Pick out every line of the entries below where "积极情形下" occurs, and copy those lines.

START DATA PROVIDED

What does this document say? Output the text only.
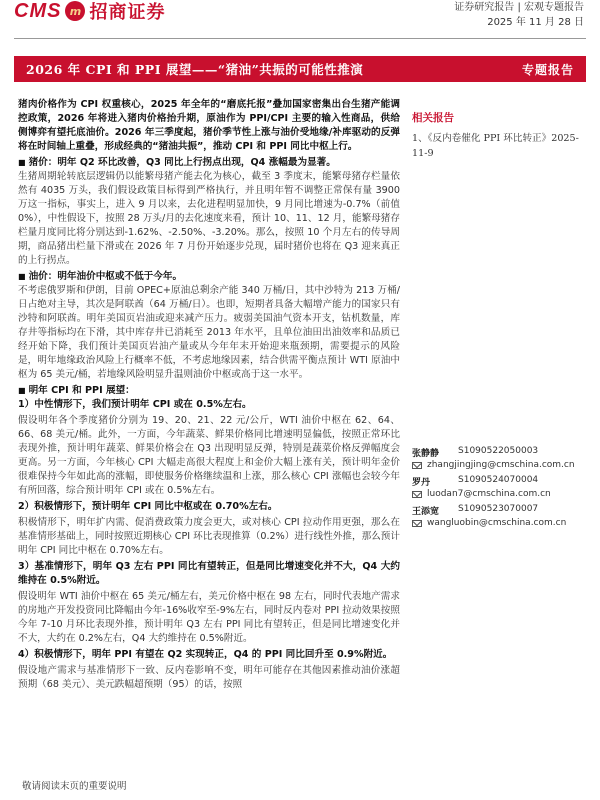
CMS m 招商证券	证券研究报告 | 宏观专题报告
2025 年 11 月 28 日
2026 年 CPI 和 PPI 展望——“猪油”共振的可能性推演	专题报告

猪肉价格作为 CPI 权重核心，2025 年全年的“磨底托报”叠加国家密集出台生猪产能调控政策，2026 年将进入猪肉价格抬升期，原油作为 PPI/CPI 主要的输入性商品，供给侧博弈有望托底油价。2026 年三季度起，猪价季节性上涨与油价受地缘/补库驱动的反弹将在时间轴上重叠，形成经典的“猪油共振”，推动 CPI 和 PPI 同比中枢上行。

■ 猪价：明年 Q2 环比改善，Q3 同比上行拐点出现，Q4 涨幅最为显著。

生猪周期轮转底层逻辑仍以能繁母猪产能去化为核心，截至 3 季度末，能繁母猪存栏量依然有 4035 万头，我们假设政策目标得到严格执行，并且明年暂不调整正常保有量 3900 万这一指标，事实上，进入 9 月以来，去化进程明显加快，9 月同比增速为-0.7%（前值 0%），中性假设下，按照 28 万头/月的去化速度来看，预计 10、11、12 月，能繁母猪存栏量月度同比将分别达到-1.62%、-2.50%、-3.20%。那么，按照 10 个月左右的传导周期，商品猪出栏量下滑或在 2026 年 7 月份开始逐步兑现，届时猪价也将在 Q3 迎来真正的上行拐点。

■ 油价：明年油价中枢或不低于今年。

不考虑俄罗斯和伊朗，目前 OPEC+原油总剩余产能 340 万桶/日，其中沙特为 213 万桶/日占绝对主导，其次是阿联酋（64 万桶/日）。也即，短期者具备大幅增产能力的国家只有沙特和阿联酋。明年美国页岩油或迎来减产压力。疲弱美国油气资本开支，钻机数量，库存井等指标均在下滑，其中库存井已消耗至 2013 年水平，且单位油田出油效率和品质已经开始下降，我们预计美国页岩油产量或从今年年末开始迎来瓶颈期，需要提示的风险是，明年地缘政治风险上行概率不低，不考虑地缘因素，结合供需平衡点预计 WTI 原油中枢为 65 美元/桶，若地缘风险明显升温则油价中枢或高于这一水平。

■ 明年 CPI 和 PPI 展望：

1）中性情形下，我们预计明年 CPI 或在 0.5%左右。

假设明年各个季度猪价分别为 19、20、21、22 元/公斤，WTI 油价中枢在 62、64、66、68 美元/桶。此外，一方面，今年蔬菜、鲜果价格同比增速明显偏低，按照正常环比表现外推，预计明年蔬菜、鲜果价格会在 Q3 出现明显反弹，特别是蔬菜价格反弹幅度会更高。另一方面，今年核心 CPI 大幅走高很大程度上和金价大幅上涨有关，预计明年金价很难保持今年如此高的涨幅，即使服务价格继续温和上涨，那么核心 CPI 涨幅也会较今年有所回落，综合预计明年 CPI 或在 0.5%左右。

2）积极情形下，预计明年 CPI 同比中枢或在 0.70%左右。

积极情形下，明年扩内需、促消费政策力度会更大，或对核心 CPI 拉动作用更强，那么在基准情形基础上，同时按照近期核心 CPI 环比表现推算（0.2%）进行线性外推，那么预计明年 CPI 同比中枢在 0.70%左右。

3）基准情形下，明年 Q3 左右 PPI 同比有望转正，但是同比增速变化并不大，Q4 大约维持在 0.5%附近。

假设明年 WTI 油价中枢在 65 美元/桶左右，美元价格中枢在 98 左右，同时代表地产需求的房地产开发投资同比降幅由今年-16%收窄至-9%左右，同时反内卷对 PPI 拉动效果按照今年 7-10 月环比表现外推，预计明年 Q3 左右 PPI 同比有望转正，但是同比增速变化并不大，大约在 0.2%左右，Q4 大约维持在 0.5%附近。

4）积极情形下，明年 PPI 有望在 Q2 实现转正，Q4 的 PPI 同比回升至 0.9%附近。

假设地产需求与基准情形下一致、反内卷影响不变，明年可能存在其他因素推动油价涨超预期（68 美元）、美元跌幅超预期（95）的话，按照

相关报告
1、《反内卷催化 PPI 环比转正》2025-11-9
张静静	S1090522050003
zhangjingjing@cmschina.com.cn
罗丹	S1090524070004
luodan7@cmschina.com.cn
王添宽	S1090523070007
wangluobin@cmschina.com.cn
敬请阅读末页的重要说明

END DATA PROVIDED

RESULT:
2）积极情形下，预计明年 CPI 同比中枢或在 0.70%左右。
积极情形下，明年扩内需、促消费政策力度会更大，或对核心 CPI 拉动作用更强，那么在基准情形基础上，同时按照近期核心 CPI 环比表现推算（0.2%）进行线性外推，那么预计明年 CPI 同比中枢在 0.70%左右。
4）积极情形下，明年 PPI 有望在 Q2 实现转正，Q4 的 PPI 同比回升至 0.9%附近。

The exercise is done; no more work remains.